-- Start --

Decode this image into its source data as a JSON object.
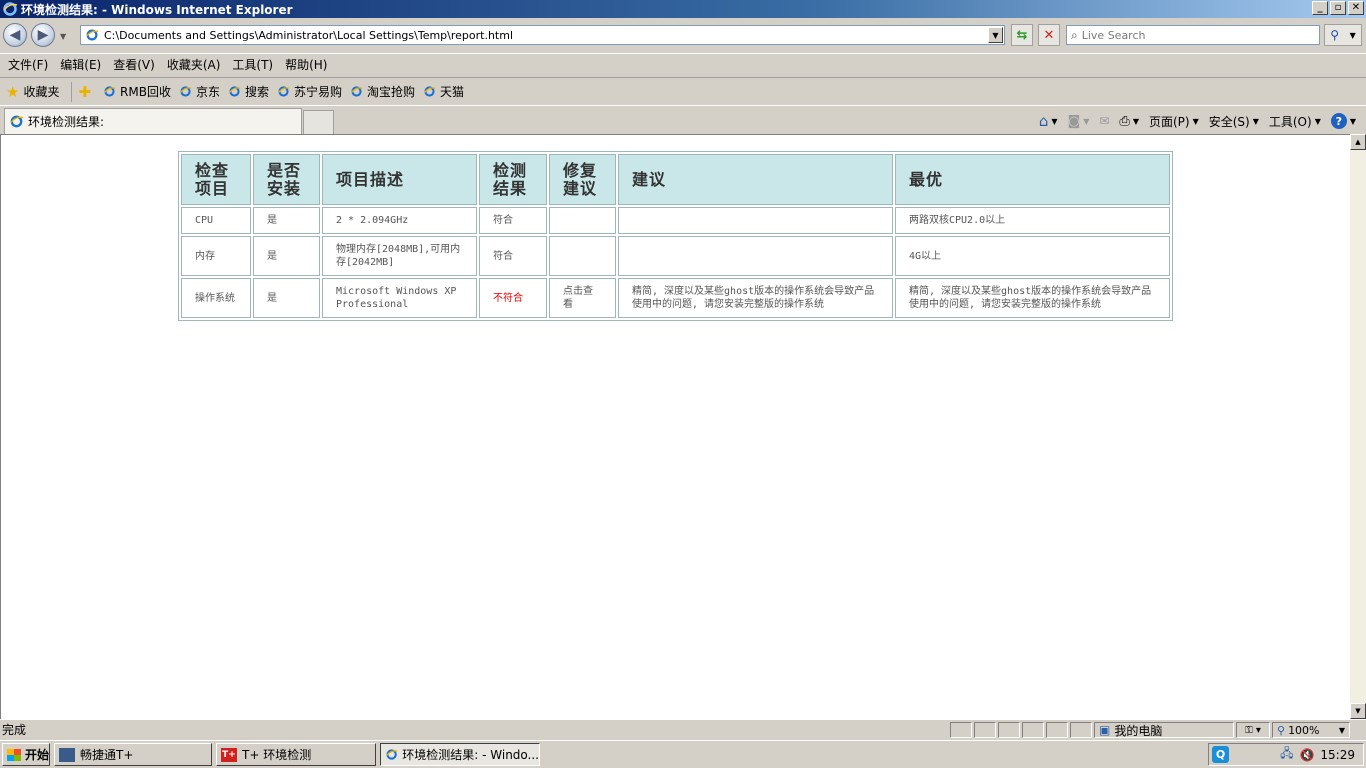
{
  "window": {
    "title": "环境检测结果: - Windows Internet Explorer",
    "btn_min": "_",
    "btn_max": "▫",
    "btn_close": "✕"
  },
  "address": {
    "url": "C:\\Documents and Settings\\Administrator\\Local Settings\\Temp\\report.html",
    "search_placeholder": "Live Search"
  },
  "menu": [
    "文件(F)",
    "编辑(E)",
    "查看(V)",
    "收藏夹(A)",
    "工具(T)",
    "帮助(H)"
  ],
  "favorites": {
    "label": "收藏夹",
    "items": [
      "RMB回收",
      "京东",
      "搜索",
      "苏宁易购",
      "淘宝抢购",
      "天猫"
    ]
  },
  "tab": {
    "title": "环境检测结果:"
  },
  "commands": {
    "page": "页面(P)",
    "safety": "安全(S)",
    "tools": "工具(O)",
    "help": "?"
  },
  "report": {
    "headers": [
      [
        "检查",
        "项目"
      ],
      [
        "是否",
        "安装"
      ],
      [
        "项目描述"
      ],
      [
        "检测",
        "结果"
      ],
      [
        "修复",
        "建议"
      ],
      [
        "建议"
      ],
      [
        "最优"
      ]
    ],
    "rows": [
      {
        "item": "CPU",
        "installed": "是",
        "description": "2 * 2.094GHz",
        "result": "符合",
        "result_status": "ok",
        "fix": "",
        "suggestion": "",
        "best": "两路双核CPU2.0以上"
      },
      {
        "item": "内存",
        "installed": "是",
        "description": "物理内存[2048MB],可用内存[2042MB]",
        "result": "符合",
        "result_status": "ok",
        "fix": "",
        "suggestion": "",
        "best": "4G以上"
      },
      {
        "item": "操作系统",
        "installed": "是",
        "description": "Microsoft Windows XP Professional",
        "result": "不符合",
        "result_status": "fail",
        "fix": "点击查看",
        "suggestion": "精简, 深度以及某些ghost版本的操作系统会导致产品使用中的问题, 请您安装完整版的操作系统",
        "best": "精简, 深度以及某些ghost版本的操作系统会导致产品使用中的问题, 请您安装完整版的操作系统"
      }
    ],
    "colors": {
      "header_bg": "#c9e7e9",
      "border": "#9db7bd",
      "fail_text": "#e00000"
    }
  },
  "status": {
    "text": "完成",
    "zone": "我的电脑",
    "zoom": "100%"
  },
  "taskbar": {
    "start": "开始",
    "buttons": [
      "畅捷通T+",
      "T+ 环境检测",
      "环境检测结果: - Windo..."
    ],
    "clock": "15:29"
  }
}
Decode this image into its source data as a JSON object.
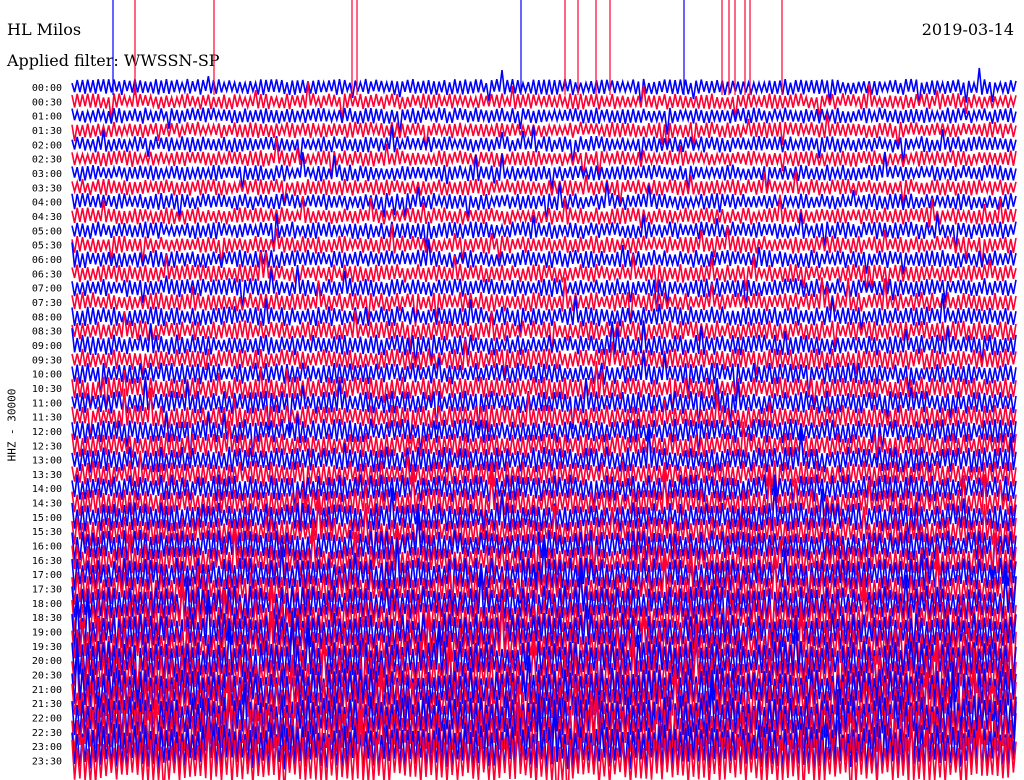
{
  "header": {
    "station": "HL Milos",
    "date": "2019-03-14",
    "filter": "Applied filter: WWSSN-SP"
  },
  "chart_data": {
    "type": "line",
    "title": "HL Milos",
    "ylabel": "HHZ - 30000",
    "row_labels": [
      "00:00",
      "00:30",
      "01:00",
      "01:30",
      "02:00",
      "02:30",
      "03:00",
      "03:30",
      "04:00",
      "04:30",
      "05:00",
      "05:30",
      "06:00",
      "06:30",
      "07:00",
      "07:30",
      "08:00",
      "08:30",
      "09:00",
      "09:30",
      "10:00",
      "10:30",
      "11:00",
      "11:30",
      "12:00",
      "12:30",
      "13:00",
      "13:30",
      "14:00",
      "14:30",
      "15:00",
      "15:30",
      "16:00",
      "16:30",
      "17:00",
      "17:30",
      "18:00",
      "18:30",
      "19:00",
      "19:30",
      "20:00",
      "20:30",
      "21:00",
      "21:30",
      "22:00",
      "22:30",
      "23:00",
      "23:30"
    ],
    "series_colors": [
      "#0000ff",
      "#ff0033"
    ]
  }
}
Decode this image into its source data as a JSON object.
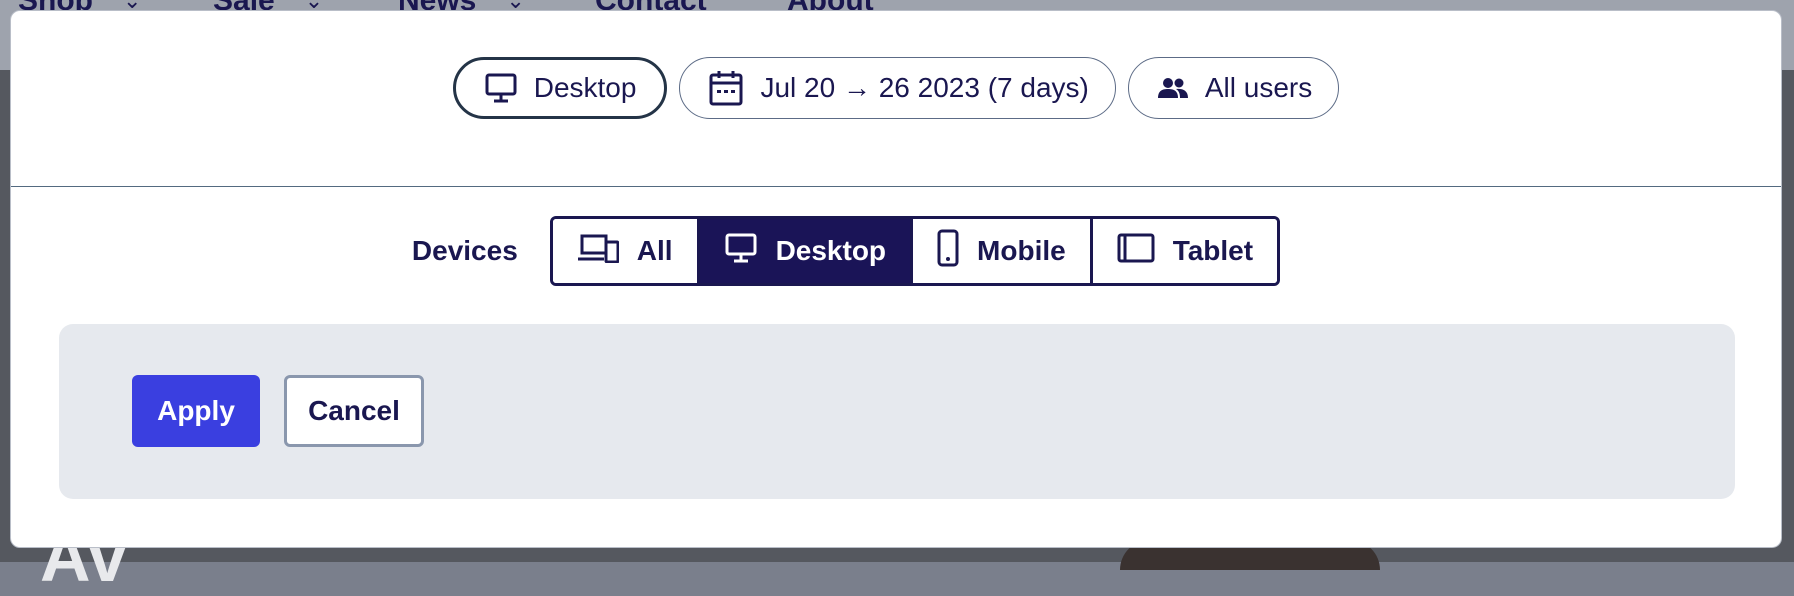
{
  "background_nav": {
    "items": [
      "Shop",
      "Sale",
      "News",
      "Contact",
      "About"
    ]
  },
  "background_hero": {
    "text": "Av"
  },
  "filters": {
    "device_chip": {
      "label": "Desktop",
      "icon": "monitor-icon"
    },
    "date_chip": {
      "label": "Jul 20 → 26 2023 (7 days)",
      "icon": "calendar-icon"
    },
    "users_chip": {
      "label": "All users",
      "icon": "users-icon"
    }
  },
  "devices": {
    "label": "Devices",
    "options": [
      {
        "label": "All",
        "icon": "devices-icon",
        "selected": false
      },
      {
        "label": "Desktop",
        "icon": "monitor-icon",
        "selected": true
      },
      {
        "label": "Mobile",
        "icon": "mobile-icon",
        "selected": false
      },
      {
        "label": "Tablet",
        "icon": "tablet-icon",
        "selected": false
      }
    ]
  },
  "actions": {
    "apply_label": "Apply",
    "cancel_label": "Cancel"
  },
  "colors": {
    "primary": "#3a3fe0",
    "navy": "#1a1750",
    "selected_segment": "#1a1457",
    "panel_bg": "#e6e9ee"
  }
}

-- End --

WHAT YOU SHOULD DO
Within the entries above, work out how many lines contain the word "title". The number alone is the answer.

RESPONSE BELOW
3